● Your objective:
Transcribe each entry below exactly. Pictures do not go in the copy.

● Provided material:
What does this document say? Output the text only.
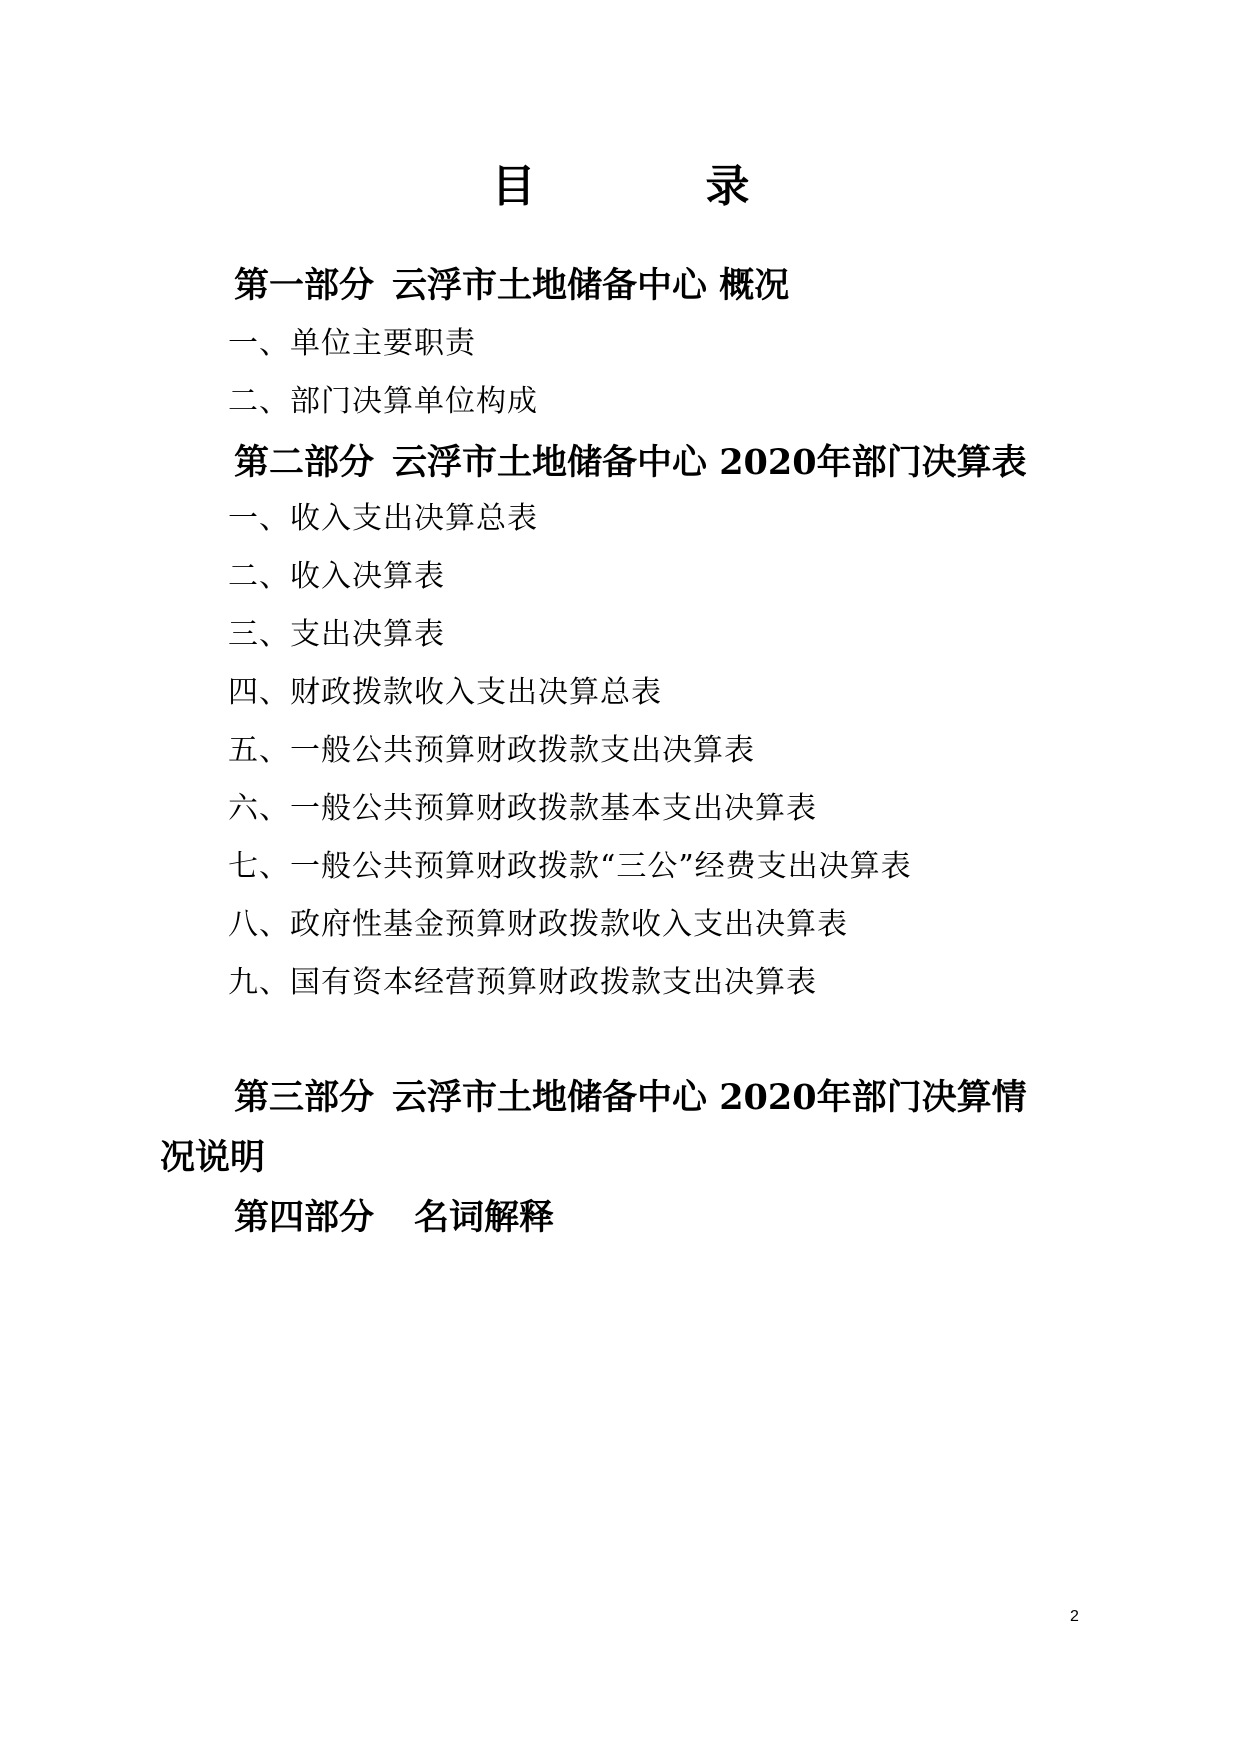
目	录
第一部分 云浮市土地储备中心 概况
一、单位主要职责
二、部门决算单位构成
第二部分 云浮市土地储备中心 2020年部门决算表
一、收入支出决算总表
二、收入决算表
三、支出决算表
四、财政拨款收入支出决算总表
五、一般公共预算财政拨款支出决算表
六、一般公共预算财政拨款基本支出决算表
七、一般公共预算财政拨款“三公”经费支出决算表
八、政府性基金预算财政拨款收入支出决算表
九、国有资本经营预算财政拨款支出决算表
第三部分 云浮市土地储备中心 2020年部门决算情况说明
第四部分 名词解释
2
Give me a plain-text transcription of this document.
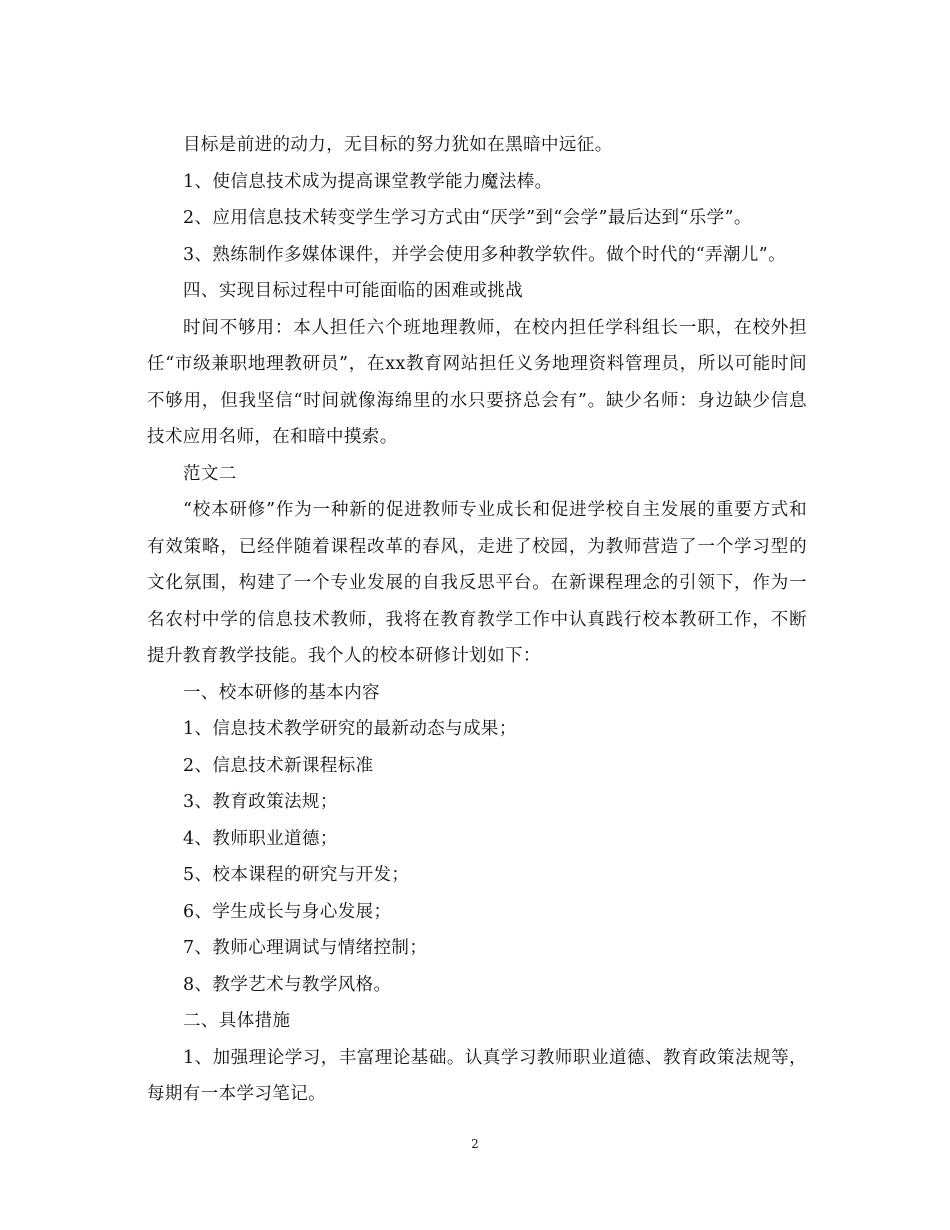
目标是前进的动力，无目标的努力犹如在黑暗中远征。

1、使信息技术成为提高课堂教学能力魔法棒。

2、应用信息技术转变学生学习方式由“厌学”到“会学”最后达到“乐学”。

3、熟练制作多媒体课件，并学会使用多种教学软件。做个时代的“弄潮儿”。

四、实现目标过程中可能面临的困难或挑战

时间不够用：本人担任六个班地理教师，在校内担任学科组长一职，在校外担任“市级兼职地理教研员”，在xx教育网站担任义务地理资料管理员，所以可能时间不够用，但我坚信“时间就像海绵里的水只要挤总会有”。缺少名师：身边缺少信息技术应用名师，在和暗中摸索。

范文二

“校本研修”作为一种新的促进教师专业成长和促进学校自主发展的重要方式和有效策略，已经伴随着课程改革的春风，走进了校园，为教师营造了一个学习型的文化氛围，构建了一个专业发展的自我反思平台。在新课程理念的引领下，作为一名农村中学的信息技术教师，我将在教育教学工作中认真践行校本教研工作，不断提升教育教学技能。我个人的校本研修计划如下：

一、校本研修的基本内容

1、信息技术教学研究的最新动态与成果；

2、信息技术新课程标准

3、教育政策法规；

4、教师职业道德；

5、校本课程的研究与开发；

6、学生成长与身心发展；

7、教师心理调试与情绪控制；

8、教学艺术与教学风格。

二、具体措施

1、加强理论学习，丰富理论基础。认真学习教师职业道德、教育政策法规等，每期有一本学习笔记。

2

● Written response:
What does this document say? Output the text only.
目	录
第一部分 云浮市土地储备中心 概况
一、单位主要职责
二、部门决算单位构成
第二部分 云浮市土地储备中心 2020年部门决算表
一、收入支出决算总表
二、收入决算表
三、支出决算表
四、财政拨款收入支出决算总表
五、一般公共预算财政拨款支出决算表
六、一般公共预算财政拨款基本支出决算表
七、一般公共预算财政拨款“三公”经费支出决算表
八、政府性基金预算财政拨款收入支出决算表
九、国有资本经营预算财政拨款支出决算表
第三部分 云浮市土地储备中心 2020年部门决算情况说明
第四部分 名词解释
2
Give me a plain-text transcription of this document.
目标是前进的动力，无目标的努力犹如在黑暗中远征。

1、使信息技术成为提高课堂教学能力魔法棒。

2、应用信息技术转变学生学习方式由“厌学”到“会学”最后达到“乐学”。

3、熟练制作多媒体课件，并学会使用多种教学软件。做个时代的“弄潮儿”。

四、实现目标过程中可能面临的困难或挑战

时间不够用：本人担任六个班地理教师，在校内担任学科组长一职，在校外担任“市级兼职地理教研员”，在xx教育网站担任义务地理资料管理员，所以可能时间不够用，但我坚信“时间就像海绵里的水只要挤总会有”。缺少名师：身边缺少信息技术应用名师，在和暗中摸索。

范文二

“校本研修”作为一种新的促进教师专业成长和促进学校自主发展的重要方式和有效策略，已经伴随着课程改革的春风，走进了校园，为教师营造了一个学习型的文化氛围，构建了一个专业发展的自我反思平台。在新课程理念的引领下，作为一名农村中学的信息技术教师，我将在教育教学工作中认真践行校本教研工作，不断提升教育教学技能。我个人的校本研修计划如下：

一、校本研修的基本内容

1、信息技术教学研究的最新动态与成果；

2、信息技术新课程标准

3、教育政策法规；

4、教师职业道德；

5、校本课程的研究与开发；

6、学生成长与身心发展；

7、教师心理调试与情绪控制；

8、教学艺术与教学风格。

二、具体措施

1、加强理论学习，丰富理论基础。认真学习教师职业道德、教育政策法规等，每期有一本学习笔记。

2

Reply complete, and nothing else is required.